## THE REQUEST
Please render the stretch of lines from the first one through the one containing "data-point [424, 66, 437, 112]" as a Markdown table with the columns Row and Line, one numbered row per line, skipping any blank lines.

## RECORD EXTRACTS
<<<<

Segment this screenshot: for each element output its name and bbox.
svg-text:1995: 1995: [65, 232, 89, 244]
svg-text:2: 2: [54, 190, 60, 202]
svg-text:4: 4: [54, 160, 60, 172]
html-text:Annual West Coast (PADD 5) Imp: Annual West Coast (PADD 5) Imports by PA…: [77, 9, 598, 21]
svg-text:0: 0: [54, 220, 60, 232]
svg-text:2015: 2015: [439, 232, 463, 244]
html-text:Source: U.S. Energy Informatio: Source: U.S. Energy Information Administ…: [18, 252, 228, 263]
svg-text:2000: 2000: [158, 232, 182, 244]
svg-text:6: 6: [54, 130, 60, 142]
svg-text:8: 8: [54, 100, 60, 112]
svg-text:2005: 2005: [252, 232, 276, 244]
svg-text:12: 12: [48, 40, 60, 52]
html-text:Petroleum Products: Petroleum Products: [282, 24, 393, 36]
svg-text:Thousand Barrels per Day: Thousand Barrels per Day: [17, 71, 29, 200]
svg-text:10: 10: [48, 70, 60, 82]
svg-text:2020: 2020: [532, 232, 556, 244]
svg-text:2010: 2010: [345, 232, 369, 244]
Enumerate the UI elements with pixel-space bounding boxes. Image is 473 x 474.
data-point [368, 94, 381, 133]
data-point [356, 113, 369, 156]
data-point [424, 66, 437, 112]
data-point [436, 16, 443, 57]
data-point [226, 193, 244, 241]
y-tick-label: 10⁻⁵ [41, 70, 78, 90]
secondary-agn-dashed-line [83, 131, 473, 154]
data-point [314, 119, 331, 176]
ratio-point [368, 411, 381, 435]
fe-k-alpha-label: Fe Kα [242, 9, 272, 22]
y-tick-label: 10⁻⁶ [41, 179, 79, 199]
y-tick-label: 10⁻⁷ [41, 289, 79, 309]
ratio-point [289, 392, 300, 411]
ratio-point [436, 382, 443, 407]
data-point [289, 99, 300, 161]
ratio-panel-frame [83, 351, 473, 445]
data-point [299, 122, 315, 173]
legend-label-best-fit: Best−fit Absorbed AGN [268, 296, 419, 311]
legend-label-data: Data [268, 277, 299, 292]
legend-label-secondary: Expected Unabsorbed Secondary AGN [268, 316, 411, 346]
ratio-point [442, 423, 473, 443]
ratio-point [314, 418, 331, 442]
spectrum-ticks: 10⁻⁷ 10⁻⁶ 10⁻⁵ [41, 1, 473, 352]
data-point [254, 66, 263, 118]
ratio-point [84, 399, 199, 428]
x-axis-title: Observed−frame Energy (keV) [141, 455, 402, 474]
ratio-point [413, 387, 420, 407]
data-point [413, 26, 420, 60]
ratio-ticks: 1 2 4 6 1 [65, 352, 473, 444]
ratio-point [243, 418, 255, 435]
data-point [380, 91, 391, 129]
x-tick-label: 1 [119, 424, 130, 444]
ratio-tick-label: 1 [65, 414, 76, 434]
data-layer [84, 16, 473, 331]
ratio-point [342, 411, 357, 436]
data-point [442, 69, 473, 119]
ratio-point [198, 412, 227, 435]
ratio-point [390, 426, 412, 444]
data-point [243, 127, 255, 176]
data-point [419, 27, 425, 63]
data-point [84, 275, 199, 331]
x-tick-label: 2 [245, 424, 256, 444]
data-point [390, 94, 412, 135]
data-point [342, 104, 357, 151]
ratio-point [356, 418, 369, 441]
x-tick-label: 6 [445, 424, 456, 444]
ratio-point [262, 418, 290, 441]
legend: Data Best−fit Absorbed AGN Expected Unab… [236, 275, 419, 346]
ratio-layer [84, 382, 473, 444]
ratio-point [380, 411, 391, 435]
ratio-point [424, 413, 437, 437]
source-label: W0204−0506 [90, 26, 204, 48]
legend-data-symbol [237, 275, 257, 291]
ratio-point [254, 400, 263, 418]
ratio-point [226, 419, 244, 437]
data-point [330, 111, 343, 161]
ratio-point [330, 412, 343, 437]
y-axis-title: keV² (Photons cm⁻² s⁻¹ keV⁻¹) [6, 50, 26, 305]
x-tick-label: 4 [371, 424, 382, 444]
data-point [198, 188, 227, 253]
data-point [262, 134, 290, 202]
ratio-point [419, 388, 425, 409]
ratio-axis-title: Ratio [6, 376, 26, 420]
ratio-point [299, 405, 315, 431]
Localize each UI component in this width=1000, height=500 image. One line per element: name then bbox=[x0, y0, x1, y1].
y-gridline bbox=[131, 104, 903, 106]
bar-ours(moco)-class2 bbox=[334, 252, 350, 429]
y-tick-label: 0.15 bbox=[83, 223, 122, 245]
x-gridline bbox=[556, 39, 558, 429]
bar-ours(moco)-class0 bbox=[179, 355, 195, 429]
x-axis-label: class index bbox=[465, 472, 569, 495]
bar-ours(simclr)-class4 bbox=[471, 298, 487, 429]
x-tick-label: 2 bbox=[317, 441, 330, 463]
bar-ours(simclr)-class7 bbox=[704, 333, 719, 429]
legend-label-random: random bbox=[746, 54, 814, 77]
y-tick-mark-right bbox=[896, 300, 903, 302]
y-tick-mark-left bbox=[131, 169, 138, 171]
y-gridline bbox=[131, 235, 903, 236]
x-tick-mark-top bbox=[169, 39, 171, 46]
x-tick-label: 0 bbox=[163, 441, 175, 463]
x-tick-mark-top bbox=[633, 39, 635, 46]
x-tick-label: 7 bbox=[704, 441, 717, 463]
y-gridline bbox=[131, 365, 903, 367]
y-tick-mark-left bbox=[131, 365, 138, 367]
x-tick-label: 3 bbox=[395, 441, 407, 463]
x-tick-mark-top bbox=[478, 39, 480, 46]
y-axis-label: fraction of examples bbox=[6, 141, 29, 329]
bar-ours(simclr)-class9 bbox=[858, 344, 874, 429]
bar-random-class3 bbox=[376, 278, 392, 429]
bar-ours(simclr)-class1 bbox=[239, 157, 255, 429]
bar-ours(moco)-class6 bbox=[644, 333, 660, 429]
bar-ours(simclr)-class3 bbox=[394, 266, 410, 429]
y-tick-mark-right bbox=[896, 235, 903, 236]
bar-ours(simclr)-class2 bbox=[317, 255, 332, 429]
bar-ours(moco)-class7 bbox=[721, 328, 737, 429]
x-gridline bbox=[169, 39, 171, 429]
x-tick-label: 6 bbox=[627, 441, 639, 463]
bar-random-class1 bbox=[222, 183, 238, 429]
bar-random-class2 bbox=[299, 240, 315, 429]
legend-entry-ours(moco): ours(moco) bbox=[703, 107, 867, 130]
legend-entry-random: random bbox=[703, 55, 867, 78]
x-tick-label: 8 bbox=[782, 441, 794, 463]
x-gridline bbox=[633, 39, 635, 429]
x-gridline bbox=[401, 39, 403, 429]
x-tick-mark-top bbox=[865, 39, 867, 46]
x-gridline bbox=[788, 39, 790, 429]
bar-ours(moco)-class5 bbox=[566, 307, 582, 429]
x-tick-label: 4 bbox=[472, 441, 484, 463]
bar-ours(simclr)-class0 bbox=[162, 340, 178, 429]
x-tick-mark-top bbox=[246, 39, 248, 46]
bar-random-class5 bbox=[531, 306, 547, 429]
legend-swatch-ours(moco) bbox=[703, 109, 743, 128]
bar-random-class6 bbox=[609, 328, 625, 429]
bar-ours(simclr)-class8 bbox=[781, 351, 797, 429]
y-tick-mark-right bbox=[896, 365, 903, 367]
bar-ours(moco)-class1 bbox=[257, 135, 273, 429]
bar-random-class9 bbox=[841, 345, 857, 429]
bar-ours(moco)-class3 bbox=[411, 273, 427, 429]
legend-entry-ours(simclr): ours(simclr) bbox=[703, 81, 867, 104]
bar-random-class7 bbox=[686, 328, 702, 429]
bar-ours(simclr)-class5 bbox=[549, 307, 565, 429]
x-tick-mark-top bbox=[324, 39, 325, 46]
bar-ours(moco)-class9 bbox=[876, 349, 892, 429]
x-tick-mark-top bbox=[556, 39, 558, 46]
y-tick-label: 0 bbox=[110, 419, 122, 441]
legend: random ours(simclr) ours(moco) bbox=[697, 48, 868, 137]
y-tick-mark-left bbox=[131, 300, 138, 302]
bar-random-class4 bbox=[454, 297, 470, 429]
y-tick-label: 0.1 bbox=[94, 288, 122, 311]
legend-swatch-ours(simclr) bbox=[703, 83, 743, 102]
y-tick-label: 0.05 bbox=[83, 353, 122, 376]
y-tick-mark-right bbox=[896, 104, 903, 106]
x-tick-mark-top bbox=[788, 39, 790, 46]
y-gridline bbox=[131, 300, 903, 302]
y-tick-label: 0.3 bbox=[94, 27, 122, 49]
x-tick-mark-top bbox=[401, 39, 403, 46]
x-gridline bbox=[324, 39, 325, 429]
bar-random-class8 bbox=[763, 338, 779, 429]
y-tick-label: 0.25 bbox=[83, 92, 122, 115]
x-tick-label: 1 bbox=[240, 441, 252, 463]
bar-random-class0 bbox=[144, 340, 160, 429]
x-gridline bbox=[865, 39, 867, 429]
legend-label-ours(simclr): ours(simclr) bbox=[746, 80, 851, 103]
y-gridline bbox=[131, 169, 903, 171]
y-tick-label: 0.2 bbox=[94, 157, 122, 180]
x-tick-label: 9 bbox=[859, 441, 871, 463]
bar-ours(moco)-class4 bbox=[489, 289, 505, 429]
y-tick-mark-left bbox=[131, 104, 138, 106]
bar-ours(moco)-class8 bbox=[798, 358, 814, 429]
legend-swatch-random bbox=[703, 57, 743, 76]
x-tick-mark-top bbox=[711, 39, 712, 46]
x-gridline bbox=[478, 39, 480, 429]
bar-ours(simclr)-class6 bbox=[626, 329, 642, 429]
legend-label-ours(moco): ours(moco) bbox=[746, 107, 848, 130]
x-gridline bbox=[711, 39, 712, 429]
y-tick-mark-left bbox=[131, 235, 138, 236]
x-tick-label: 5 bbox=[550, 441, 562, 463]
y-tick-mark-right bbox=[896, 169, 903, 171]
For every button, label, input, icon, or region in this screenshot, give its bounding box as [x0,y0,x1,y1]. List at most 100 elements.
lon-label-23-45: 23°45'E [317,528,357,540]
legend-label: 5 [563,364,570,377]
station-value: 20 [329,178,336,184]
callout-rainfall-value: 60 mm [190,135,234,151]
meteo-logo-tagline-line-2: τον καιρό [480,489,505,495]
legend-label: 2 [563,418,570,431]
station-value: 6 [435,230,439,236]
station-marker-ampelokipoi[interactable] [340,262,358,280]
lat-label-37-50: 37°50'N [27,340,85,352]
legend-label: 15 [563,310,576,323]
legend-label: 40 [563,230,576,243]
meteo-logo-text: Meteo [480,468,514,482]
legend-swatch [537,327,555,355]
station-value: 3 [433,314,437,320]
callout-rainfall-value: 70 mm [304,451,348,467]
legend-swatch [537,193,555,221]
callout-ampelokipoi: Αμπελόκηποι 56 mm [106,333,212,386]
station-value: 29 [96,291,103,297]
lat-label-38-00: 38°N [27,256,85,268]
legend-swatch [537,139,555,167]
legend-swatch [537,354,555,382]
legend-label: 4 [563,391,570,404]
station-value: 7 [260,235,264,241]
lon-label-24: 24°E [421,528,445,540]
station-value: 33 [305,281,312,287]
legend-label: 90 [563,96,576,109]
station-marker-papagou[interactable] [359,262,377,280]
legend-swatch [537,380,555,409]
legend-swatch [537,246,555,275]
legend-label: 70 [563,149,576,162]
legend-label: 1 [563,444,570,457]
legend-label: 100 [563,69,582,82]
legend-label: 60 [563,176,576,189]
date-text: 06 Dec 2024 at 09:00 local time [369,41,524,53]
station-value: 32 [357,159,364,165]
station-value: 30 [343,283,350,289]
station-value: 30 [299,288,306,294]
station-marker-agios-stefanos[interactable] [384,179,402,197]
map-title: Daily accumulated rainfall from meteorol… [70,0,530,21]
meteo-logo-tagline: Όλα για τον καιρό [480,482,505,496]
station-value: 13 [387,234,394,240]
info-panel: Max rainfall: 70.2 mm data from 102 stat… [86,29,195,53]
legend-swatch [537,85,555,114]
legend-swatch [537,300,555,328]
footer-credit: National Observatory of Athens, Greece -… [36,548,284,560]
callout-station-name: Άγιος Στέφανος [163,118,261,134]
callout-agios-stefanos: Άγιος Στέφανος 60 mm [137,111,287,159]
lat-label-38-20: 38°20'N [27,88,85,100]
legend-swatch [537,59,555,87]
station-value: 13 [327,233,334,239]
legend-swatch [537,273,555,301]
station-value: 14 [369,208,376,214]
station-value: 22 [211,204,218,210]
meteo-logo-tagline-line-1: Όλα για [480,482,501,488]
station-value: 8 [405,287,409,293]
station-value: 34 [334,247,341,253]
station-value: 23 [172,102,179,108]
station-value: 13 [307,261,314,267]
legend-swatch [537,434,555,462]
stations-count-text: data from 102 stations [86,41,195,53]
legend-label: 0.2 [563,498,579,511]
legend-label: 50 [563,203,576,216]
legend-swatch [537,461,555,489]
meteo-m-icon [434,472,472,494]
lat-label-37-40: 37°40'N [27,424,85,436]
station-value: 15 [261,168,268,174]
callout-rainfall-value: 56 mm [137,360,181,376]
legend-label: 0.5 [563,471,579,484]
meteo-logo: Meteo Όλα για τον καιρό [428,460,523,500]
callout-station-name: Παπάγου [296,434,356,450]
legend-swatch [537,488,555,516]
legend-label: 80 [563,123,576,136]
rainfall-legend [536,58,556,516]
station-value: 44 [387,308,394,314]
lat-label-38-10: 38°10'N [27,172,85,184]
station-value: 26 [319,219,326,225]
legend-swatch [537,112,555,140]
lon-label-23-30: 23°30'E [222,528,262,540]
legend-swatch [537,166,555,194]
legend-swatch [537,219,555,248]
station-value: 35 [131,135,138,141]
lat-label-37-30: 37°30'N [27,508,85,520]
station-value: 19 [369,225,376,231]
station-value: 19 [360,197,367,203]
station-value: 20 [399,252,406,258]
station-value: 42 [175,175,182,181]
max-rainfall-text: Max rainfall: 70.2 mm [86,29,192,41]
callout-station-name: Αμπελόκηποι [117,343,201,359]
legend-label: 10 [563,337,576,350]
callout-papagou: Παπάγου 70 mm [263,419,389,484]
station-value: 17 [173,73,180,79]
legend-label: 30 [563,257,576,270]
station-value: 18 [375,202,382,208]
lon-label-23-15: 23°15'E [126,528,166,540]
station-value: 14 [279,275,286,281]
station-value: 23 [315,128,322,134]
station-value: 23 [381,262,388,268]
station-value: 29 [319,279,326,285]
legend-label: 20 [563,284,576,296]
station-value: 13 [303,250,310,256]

>>>>

## OUTPUT FOR THIS EXERCISE
| Row | Line |
|---|---|
| 1 | Segment this screenshot: for each element output its name and bbox. |
| 2 | svg-text:1995: 1995: [65, 232, 89, 244] |
| 3 | svg-text:2: 2: [54, 190, 60, 202] |
| 4 | svg-text:4: 4: [54, 160, 60, 172] |
| 5 | html-text:Annual West Coast (PADD 5) Imp: Annual West Coast (PADD 5) Imports by PA…: [77, 9, 598, 21] |
| 6 | svg-text:0: 0: [54, 220, 60, 232] |
| 7 | svg-text:2015: 2015: [439, 232, 463, 244] |
| 8 | html-text:Source: U.S. Energy Informatio: Source: U.S. Energy Information Administ…: [18, 252, 228, 263] |
| 9 | svg-text:2000: 2000: [158, 232, 182, 244] |
| 10 | svg-text:6: 6: [54, 130, 60, 142] |
| 11 | svg-text:8: 8: [54, 100, 60, 112] |
| 12 | svg-text:2005: 2005: [252, 232, 276, 244] |
| 13 | svg-text:12: 12: [48, 40, 60, 52] |
| 14 | html-text:Petroleum Products: Petroleum Products: [282, 24, 393, 36] |
| 15 | svg-text:Thousand Barrels per Day: Thousand Barrels per Day: [17, 71, 29, 200] |
| 16 | svg-text:10: 10: [48, 70, 60, 82] |
| 17 | svg-text:2020: 2020: [532, 232, 556, 244] |
| 18 | svg-text:2010: 2010: [345, 232, 369, 244] |
| 19 | Enumerate the UI elements with pixel-space bounding boxes. Image is 473 x 474. |
| 20 | data-point [368, 94, 381, 133] |
| 21 | data-point [356, 113, 369, 156] |
| 22 | data-point [424, 66, 437, 112] |